» Written instruction 1
List every name brought in by a from-import line whose module path starts with nltk in the notebook on McDonald's negative reviews.
» Written instruction 2
Decide whether each statement agrees with the notebook on McDonald's negative reviews, answering yes or no and quoting the words that settle it: (a) Calling data.shape on the review data returns 1525 rows and 3 columns. (b) The CSV file is read with UTF-8 encoding. (c) The analysis and recommendations are meant for the global SVP of Operations.
» Written instruction 3
Carry on the notebook on McDonald's negative reviews from the point where it stops.

# N-Grams, Regex, and TF-IDF

You are an analyst working at McDonalds' corporate headquarters, and charged with identifying areas for improvement to increase customer service.

Using the `mcdonalds-yelp-negative-reviews.csv` dataset, clean and parse the text reviews. 

Finally, generate a TF-IDF report that **visualizes** for each city what the major source of complaints with the McDonalds franchises are. Offer your analysis and business recommendations on next steps for the global SVP of Operations.

In [1]:
import nltk
nltk.download('stopwords')
import pandas as pd
from sklearn.feature_extraction.text import TfidfVectorizer
from nltk.corpus import stopwords
from nltk.collocations import BigramCollocationFinder, BigramAssocMeasures
from nltk.stem import WordNetLemmatizer
from nltk import word_tokenize
lemmatizer = WordNetLemmatizer()
from nltk.tokenize import sent_tokenize
from nltk.stem import PorterStemmer
from nltk.stem import LancasterStemmer

[nltk_data] Downloading package stopwords to
[nltk_data]     /Users/kailinghung/nltk_data...
[nltk_data]   Package stopwords is already up-to-date!


In [2]:
data = pd.read_csv("mcdonalds-yelp-negative-reviews.csv", encoding="latin1")

## explore data

In [3]:
data.shape

(1525, 3)

In [4]:
data.head()

Unnamed: 0,_unit_id,city,review
0,679455653,Atlanta,"I'm not a huge mcds lover, but I've been to be..."
1,679455654,Atlanta,Terrible customer service. I came in at 9:30pm...
2,679455655,Atlanta,"First they ""lost"" my order, actually they gave..."
3,679455656,Atlanta,I see I'm not the only one giving 1 star. Only...

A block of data
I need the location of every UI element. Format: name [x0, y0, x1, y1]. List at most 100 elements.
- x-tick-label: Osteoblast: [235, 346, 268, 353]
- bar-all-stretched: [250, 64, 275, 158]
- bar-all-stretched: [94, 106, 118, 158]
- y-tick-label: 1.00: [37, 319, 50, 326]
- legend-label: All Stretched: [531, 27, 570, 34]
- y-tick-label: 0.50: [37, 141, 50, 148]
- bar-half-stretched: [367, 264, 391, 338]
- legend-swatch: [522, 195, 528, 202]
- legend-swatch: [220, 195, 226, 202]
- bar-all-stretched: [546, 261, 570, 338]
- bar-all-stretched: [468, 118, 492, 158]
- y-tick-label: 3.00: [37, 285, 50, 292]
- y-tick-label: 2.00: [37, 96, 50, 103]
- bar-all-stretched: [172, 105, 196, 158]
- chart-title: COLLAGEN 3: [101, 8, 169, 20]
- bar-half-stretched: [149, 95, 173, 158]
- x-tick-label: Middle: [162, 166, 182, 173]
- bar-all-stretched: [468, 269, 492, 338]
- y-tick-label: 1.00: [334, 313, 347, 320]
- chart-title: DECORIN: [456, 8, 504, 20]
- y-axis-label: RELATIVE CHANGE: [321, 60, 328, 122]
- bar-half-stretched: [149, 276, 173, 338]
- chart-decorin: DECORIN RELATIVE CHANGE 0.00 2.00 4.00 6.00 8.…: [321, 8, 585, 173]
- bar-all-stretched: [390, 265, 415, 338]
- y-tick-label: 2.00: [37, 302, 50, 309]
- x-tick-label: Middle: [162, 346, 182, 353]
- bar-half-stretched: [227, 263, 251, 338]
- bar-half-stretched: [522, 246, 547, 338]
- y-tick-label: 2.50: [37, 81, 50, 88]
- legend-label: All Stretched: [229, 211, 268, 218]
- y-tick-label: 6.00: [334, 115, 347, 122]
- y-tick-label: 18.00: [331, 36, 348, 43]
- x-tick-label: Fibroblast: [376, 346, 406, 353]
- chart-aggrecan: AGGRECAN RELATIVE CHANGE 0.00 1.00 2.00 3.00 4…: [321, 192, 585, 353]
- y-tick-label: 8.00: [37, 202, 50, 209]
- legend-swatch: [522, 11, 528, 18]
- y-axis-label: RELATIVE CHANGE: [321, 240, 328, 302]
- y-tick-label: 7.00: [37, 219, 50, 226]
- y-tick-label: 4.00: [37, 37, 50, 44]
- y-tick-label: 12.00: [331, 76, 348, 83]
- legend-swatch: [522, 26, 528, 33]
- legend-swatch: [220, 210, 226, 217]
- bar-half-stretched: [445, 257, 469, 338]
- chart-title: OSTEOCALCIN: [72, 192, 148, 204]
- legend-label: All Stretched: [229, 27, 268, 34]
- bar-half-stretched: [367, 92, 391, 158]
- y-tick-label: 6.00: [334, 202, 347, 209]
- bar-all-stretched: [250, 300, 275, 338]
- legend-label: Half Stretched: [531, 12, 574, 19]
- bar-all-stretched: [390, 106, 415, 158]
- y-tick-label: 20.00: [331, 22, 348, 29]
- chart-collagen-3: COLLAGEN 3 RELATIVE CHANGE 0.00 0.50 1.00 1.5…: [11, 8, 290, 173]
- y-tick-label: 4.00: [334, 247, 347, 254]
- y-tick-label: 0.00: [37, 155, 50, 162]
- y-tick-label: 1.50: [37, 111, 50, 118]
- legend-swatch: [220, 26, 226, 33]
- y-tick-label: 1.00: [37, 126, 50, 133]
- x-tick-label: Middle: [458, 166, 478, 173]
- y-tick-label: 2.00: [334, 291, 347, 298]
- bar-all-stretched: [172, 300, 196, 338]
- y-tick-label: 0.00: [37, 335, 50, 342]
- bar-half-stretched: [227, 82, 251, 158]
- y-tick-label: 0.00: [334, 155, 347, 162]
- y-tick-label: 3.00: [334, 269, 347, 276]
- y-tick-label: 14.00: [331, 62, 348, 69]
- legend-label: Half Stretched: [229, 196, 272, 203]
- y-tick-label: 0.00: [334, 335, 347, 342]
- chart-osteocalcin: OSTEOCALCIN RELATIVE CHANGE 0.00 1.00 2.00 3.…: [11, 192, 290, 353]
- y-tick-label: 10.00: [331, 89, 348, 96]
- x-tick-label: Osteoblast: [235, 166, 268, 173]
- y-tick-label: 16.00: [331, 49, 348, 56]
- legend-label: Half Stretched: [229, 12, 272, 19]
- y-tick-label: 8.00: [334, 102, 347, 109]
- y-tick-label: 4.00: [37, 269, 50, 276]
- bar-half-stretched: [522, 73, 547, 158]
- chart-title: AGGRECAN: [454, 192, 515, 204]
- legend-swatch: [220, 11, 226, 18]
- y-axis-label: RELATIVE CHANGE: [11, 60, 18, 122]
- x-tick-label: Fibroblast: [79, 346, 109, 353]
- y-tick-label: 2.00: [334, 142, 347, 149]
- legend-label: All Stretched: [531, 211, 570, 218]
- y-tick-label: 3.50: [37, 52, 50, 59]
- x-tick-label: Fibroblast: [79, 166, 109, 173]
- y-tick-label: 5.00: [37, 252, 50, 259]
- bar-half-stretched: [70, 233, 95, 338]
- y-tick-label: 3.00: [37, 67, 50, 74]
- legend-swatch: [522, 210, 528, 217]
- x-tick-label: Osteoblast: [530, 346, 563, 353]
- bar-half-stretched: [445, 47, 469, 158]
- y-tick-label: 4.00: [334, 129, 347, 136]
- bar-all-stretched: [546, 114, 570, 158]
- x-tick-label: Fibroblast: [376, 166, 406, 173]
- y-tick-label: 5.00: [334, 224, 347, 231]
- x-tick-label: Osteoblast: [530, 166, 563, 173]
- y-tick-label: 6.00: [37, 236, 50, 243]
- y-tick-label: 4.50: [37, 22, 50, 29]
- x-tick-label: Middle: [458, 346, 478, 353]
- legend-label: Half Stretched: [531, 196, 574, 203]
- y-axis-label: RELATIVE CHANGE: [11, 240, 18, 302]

» Final result 1
stopwords, BigramCollocationFinder, BigramAssocMeasures, WordNetLemmatizer, word_tokenize, sent_tokenize, PorterStemmer, LancasterStemmer

» Final result 2
(a) Yes: "(1525, 3)"
(b) No: "encoding="latin1""
(c) Yes: "Offer your analysis and business recommendations on next steps for the global SVP of Operations."

» Final result 3
4,679455657,Atlanta,"Well, it's McDonald's, so you know what the fo..."


In [5]:
# city
city = data['city'].value_counts()
print(city)
print("there are",len(data['city'].value_counts()),"cities")

Las Vegas      409
Chicago        219
Los Angeles    167
New York       165
Atlanta        130
Houston        105
Portland        97
Dallas          75
Cleveland       71
Name: city, dtype: int64
there are 9 cities


## all reviews

In [6]:
allreview = list(data["review"].values)
type(allreview)

list

In [7]:
# word count for all reviews
# to find potential customize stop words 
words = [] 
word_count = {} 

for line in allreview: 
    for word in line.split(" "): 
        words.append(word.lower())
        
        if word not in word_count.keys(): 
            word_count[word] = 1
        else:
            word_count[word] += 1 

In [8]:
import operator
sorted_review = sorted(word_count.items(), key=operator.itemgetter(1),reverse=True)

In [9]:
# lemmatize all review
lemmatizer = WordNetLemmatizer()

def lemma(lines_review):
    sentence1 =[]
    for sentence in lines_review:
        token_words=word_tokenize(sentence)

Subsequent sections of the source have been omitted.